#### AIM OF THE TASK:
Please restate the following records word for word.

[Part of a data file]

____________________

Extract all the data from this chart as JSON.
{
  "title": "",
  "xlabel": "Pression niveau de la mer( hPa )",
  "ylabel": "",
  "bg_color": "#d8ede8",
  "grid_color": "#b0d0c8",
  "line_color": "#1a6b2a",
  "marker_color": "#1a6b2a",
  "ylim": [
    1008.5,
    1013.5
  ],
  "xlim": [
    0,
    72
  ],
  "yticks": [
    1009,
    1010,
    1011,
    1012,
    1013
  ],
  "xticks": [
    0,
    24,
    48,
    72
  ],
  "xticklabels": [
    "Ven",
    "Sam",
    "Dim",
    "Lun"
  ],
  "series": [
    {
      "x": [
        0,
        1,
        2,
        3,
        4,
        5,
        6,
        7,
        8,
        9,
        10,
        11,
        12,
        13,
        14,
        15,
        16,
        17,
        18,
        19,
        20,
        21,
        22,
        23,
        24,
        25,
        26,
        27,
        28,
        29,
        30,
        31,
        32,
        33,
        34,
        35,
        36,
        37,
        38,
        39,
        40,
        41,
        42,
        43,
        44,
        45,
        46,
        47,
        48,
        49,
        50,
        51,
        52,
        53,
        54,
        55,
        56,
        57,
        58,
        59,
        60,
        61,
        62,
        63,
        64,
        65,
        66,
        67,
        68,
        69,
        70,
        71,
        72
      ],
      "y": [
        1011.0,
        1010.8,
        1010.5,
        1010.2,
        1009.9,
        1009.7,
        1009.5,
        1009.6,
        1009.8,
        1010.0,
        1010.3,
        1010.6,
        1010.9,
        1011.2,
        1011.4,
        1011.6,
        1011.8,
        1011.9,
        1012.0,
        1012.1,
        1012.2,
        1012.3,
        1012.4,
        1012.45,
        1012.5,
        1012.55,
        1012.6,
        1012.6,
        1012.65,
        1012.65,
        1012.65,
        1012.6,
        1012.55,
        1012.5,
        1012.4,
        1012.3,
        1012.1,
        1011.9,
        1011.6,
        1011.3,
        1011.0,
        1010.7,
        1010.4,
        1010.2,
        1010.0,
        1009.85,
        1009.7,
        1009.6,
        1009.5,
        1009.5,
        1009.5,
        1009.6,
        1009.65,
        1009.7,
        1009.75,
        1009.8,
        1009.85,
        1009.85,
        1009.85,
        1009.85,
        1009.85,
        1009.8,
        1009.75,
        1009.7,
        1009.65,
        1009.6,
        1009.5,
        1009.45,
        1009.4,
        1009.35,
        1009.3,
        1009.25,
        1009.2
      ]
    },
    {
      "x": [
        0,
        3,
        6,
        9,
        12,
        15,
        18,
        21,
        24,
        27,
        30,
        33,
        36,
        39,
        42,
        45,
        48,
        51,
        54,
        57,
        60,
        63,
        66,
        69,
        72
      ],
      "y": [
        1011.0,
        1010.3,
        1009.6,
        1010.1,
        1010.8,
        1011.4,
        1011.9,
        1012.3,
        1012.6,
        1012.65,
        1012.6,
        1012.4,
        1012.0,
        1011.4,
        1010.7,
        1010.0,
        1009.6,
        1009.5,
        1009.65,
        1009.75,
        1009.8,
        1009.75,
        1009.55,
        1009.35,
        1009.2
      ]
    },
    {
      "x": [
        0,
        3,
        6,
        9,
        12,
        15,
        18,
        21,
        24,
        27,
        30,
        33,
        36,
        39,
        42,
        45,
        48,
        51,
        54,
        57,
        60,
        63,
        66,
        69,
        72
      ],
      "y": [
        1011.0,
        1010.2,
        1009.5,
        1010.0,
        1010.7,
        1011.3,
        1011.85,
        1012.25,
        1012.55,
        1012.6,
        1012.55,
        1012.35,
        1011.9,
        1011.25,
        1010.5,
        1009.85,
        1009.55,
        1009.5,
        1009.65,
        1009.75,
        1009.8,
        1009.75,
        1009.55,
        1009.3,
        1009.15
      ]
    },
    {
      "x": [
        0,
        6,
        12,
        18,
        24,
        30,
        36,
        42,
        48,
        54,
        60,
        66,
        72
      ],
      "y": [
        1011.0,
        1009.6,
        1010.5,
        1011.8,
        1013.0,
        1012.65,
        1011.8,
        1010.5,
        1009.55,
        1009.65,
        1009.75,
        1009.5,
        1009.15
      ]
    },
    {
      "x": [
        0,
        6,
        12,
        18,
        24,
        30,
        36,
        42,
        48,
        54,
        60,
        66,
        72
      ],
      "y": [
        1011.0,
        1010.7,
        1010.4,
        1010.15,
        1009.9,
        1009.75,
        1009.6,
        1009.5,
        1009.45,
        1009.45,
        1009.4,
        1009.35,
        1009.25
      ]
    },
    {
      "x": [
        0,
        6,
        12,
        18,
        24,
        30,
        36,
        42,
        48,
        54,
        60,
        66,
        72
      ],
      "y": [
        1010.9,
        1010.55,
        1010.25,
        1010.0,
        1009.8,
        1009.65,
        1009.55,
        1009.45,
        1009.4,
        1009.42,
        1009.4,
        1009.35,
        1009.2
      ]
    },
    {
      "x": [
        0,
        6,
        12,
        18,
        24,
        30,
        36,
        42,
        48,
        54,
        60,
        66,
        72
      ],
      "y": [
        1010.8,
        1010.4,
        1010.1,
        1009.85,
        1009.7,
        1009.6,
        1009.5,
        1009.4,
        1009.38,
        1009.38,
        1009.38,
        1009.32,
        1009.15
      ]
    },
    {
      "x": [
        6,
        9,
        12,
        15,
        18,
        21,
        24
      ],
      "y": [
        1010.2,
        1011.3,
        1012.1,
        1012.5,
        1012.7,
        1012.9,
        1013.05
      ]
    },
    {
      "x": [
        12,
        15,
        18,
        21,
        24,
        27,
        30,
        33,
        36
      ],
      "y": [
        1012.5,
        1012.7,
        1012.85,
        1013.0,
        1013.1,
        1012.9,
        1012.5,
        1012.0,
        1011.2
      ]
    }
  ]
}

____________________

#### IN RESPONSE:
Extract all the data from this chart as JSON.
{
  "title": "",
  "xlabel": "Pression niveau de la mer( hPa )",
  "ylabel": "",
  "bg_color": "#d8ede8",
  "grid_color": "#b0d0c8",
  "line_color": "#1a6b2a",
  "marker_color": "#1a6b2a",
  "ylim": [
    1008.5,
    1013.5
  ],
  "xlim": [
    0,
    72
  ],
  "yticks": [
    1009,
    1010,
    1011,
    1012,
    1013
  ],
  "xticks": [
    0,
    24,
    48,
    72
  ],
  "xticklabels": [
    "Ven",
    "Sam",
    "Dim",
    "Lun"
  ],
  "series": [
    {
      "x": [
        0,
        1,
        2,
        3,
        4,
        5,
        6,
        7,
        8,
        9,
        10,
        11,
        12,
        13,
        14,
        15,
        16,
        17,
        18,
        19,
        20,
        21,
        22,
        23,
        24,
        25,
        26,
        27,
        28,
        29,
        30,
        31,
        32,
        33,
        34,
        35,
        36,
        37,
        38,
        39,
        40,
        41,
        42,
        43,
        44,
        45,
        46,
        47,
        48,
        49,
        50,
        51,
        52,
        53,
        54,
        55,
        56,
        57,
        58,
        59,
        60,
        61,
        62,
        63,
        64,
        65,
        66,
        67,
        68,
        69,
        70,
        71,
        72
      ],
      "y": [
        1011.0,
        1010.8,
        1010.5,
        1010.2,
        1009.9,
        1009.7,
        1009.5,
        1009.6,
        1009.8,
        1010.0,
        1010.3,
        1010.6,
        1010.9,
        1011.2,
        1011.4,
        1011.6,
        1011.8,
        1011.9,
        1012.0,
        1012.1,
        1012.2,
        1012.3,
        1012.4,
        1012.45,
        1012.5,
        1012.55,
        1012.6,
        1012.6,
        1012.65,
        1012.65,
        1012.65,
        1012.6,
        1012.55,
        1012.5,
        1012.4,
        1012.3,
        1012.1,
        1011.9,
        1011.6,
        1011.3,
        1011.0,
        1010.7,
        1010.4,
        1010.2,
        1010.0,
        1009.85,
        1009.7,
        1009.6,
        1009.5,
        1009.5,
        1009.5,
        1009.6,
        1009.65,
        1009.7,
        1009.75,
        1009.8,
        1009.85,
        1009.85,
        1009.85,
        1009.85,
        1009.85,
        1009.8,
        1009.75,
        1009.7,
        1009.65,
        1009.6,
        1009.5,
        1009.45,
        1009.4,
        1009.35,
        1009.3,
        1009.25,
        1009.2
      ]
    },
    {
      "x": [
        0,
        3,
        6,
        9,
        12,
        15,
        18,
        21,
        24,
        27,
        30,
        33,
        36,
        39,
        42,
        45,
        48,
        51,
        54,
        57,
        60,
        63,
        66,
        69,
        72
      ],
      "y": [
        1011.0,
        1010.3,
        1009.6,
        1010.1,
        1010.8,
        1011.4,
        1011.9,
        1012.3,
        1012.6,
        1012.65,
        1012.6,
        1012.4,
        1012.0,
        1011.4,
        1010.7,
        1010.0,
        1009.6,
        1009.5,
        1009.65,
        1009.75,
        1009.8,
        1009.75,
        1009.55,
        1009.35,
        1009.2
      ]
    },
    {
      "x": [
        0,
        3,
        6,
        9,
        12,
        15,
        18,
        21,
        24,
        27,
        30,
        33,
        36,
        39,
        42,
        45,
        48,
        51,
        54,
        57,
        60,
        63,
        66,
        69,
        72
      ],
      "y": [
        1011.0,
        1010.2,
        1009.5,
        1010.0,
        1010.7,
        1011.3,
        1011.85,
        1012.25,
        1012.55,
        1012.6,
        1012.55,
        1012.35,
        1011.9,
        1011.25,
        1010.5,
        1009.85,
        1009.55,
        1009.5,
        1009.65,
        1009.75,
        1009.8,
        1009.75,
        1009.55,
        1009.3,
        1009.15
      ]
    },
    {
      "x": [
        0,
        6,
        12,
        18,
        24,
        30,
        36,
        42,
        48,
        54,
        60,
        66,
        72
      ],
      "y": [
        1011.0,
        1009.6,
        1010.5,
        1011.8,
        1013.0,
        1012.65,
        1011.8,
        1010.5,
        1009.55,
        1009.65,
        1009.75,
        1009.5,
        1009.15
      ]
    },
    {
      "x": [
        0,
        6,
        12,
        18,
        24,
        30,
        36,
        42,
        48,
        54,
        60,
        66,
        72
      ],
      "y": [
        1011.0,
        1010.7,
        1010.4,
        1010.15,
        1009.9,
        1009.75,
        1009.6,
        1009.5,
        1009.45,
        1009.45,
        1009.4,
        1009.35,
        1009.25
      ]
    },
    {
      "x": [
        0,
        6,
        12,
        18,
        24,
        30,
        36,
        42,
        48,
        54,
        60,
        66,
        72
      ],
      "y": [
        1010.9,
        1010.55,
        1010.25,
        1010.0,
        1009.8,
        1009.65,
        1009.55,
        1009.45,
        1009.4,
        1009.42,
        1009.4,
        1009.35,
        1009.2
      ]
    },
    {
      "x": [
        0,
        6,
        12,
        18,
        24,
        30,
        36,
        42,
        48,
        54,
        60,
        66,
        72
      ],
      "y": [
        1010.8,
        1010.4,
        1010.1,
        1009.85,
        1009.7,
        1009.6,
        1009.5,
        1009.4,
        1009.38,
        1009.38,
        1009.38,
        1009.32,
        1009.15
      ]
    },
    {
      "x": [
        6,
        9,
        12,
        15,
        18,
        21,
        24
      ],
      "y": [
        1010.2,
        1011.3,
        1012.1,
        1012.5,
        1012.7,
        1012.9,
        1013.05
      ]
    },
    {
      "x": [
        12,
        15,
        18,
        21,
        24,
        27,
        30,
        33,
        36
      ],
      "y": [
        1012.5,
        1012.7,
        1012.85,
        1013.0,
        1013.1,
        1012.9,
        1012.5,
        1012.0,
        1011.2
      ]
    }
  ]
}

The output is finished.